>> start Rows

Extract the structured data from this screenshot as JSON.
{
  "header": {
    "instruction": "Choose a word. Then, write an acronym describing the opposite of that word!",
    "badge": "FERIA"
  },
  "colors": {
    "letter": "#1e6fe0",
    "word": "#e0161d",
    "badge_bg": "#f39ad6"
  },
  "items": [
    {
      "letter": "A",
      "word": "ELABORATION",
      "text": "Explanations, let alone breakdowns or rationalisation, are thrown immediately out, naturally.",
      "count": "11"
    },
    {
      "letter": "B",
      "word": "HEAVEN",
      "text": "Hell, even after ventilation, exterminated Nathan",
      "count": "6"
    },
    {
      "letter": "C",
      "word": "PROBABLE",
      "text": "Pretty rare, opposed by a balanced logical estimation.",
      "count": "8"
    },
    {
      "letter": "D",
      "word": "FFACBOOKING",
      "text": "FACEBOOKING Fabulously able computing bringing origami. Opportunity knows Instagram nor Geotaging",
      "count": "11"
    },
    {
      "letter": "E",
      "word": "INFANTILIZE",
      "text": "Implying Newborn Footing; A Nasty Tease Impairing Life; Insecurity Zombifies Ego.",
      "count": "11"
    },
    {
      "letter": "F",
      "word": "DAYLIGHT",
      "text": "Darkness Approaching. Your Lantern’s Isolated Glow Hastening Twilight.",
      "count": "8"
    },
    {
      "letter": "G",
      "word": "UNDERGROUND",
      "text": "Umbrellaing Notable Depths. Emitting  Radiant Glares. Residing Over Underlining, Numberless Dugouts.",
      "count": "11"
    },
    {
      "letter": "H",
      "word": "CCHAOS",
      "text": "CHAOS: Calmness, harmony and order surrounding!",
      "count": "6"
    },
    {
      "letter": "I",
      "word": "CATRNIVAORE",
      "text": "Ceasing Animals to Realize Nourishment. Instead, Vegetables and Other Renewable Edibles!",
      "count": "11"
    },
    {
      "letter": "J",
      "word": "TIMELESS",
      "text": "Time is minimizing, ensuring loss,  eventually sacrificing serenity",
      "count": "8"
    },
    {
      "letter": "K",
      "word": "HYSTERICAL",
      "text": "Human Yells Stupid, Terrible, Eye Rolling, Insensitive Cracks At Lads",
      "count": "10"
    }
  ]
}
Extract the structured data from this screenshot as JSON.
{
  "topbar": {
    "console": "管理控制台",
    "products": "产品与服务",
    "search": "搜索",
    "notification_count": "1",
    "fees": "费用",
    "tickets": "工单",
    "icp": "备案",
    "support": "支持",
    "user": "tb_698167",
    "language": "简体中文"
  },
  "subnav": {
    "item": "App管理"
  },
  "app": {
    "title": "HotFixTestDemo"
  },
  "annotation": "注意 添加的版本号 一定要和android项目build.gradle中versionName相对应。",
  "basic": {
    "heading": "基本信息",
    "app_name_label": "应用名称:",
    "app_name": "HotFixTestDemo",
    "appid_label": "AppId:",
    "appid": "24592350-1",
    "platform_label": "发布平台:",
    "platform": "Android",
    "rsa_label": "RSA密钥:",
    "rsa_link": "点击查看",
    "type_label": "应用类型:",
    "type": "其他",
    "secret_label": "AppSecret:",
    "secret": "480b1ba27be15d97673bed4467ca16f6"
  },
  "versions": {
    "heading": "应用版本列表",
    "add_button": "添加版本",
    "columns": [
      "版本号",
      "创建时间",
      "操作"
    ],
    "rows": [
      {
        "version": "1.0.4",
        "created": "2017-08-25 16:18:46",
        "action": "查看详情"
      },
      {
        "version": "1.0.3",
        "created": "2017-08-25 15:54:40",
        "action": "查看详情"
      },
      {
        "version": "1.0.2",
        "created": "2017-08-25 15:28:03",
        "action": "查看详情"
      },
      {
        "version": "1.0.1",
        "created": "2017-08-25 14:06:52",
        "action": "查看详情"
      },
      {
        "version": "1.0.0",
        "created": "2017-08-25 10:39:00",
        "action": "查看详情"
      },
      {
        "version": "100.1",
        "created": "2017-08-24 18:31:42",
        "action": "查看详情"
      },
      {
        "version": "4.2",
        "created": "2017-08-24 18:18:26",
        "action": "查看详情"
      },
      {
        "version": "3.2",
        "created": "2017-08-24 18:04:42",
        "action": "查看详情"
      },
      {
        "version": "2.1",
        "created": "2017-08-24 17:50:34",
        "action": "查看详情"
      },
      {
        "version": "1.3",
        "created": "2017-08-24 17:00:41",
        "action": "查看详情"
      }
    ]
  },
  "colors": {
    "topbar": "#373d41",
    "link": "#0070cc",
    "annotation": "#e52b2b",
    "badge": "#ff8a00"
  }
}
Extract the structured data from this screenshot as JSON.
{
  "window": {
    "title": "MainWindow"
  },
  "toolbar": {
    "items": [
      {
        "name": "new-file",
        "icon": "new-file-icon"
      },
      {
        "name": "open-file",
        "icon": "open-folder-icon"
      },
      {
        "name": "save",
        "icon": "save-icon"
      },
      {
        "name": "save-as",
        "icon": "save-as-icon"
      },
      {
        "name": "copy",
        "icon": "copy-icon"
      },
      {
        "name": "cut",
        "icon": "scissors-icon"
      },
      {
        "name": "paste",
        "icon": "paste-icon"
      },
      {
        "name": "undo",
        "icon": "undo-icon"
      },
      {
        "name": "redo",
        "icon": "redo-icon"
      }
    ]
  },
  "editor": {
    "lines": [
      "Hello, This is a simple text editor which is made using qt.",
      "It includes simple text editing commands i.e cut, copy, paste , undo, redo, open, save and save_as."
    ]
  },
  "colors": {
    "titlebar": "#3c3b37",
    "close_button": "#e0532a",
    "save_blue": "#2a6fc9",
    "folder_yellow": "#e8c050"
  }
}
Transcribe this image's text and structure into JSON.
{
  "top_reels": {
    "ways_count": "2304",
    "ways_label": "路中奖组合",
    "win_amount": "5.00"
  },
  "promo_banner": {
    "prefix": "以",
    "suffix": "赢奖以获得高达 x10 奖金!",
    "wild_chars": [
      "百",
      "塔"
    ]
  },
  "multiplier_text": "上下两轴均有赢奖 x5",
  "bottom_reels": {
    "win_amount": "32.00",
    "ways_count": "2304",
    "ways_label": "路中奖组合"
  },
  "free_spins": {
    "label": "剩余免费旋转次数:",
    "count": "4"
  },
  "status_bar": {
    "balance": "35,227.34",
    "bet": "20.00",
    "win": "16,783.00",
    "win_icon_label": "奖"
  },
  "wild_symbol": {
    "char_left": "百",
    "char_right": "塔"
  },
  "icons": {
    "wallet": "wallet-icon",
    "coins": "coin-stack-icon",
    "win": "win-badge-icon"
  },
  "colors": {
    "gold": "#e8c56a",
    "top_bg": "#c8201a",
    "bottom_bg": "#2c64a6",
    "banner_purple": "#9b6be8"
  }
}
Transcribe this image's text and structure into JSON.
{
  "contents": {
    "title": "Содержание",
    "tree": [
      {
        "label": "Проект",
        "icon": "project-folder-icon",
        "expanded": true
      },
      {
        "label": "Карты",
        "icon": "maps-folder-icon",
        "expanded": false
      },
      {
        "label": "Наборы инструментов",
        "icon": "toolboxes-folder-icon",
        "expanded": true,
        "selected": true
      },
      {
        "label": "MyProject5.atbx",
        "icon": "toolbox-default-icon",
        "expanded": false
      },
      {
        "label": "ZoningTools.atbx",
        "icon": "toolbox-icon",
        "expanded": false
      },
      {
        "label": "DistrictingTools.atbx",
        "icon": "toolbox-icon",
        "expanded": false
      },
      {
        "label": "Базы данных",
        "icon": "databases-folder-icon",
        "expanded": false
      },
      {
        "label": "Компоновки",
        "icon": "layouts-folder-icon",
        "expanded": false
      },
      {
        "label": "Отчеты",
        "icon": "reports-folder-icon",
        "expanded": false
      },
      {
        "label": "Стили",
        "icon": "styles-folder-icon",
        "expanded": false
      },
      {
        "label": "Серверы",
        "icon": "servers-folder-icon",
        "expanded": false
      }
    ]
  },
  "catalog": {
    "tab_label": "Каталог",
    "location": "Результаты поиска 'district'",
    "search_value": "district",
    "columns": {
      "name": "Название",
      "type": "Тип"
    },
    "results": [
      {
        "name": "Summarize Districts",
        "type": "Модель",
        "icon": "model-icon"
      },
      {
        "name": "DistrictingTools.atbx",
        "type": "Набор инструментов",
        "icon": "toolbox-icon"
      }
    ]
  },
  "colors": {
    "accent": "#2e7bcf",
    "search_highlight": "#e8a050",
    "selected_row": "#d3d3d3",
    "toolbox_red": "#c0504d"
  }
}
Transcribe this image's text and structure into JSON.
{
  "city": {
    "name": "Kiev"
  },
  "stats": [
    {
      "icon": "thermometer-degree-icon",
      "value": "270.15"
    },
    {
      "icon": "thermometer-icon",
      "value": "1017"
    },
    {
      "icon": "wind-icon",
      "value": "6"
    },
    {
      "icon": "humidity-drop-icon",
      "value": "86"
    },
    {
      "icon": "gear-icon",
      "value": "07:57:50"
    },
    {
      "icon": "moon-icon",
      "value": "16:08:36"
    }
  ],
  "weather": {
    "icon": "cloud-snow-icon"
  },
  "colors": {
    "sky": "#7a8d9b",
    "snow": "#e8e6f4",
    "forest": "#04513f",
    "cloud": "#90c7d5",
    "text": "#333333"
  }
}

>> end Rows

Given request: Look over the listing above. Pick out and copy every line that includes "letter".

Result of this exercise:
    "letter": "#1e6fe0",
      "letter": "A",
      "letter": "B",
      "letter": "C",
      "letter": "D",
      "letter": "E",
      "letter": "F",
      "letter": "G",
      "letter": "H",
      "letter": "I",
      "letter": "J",
      "letter": "K",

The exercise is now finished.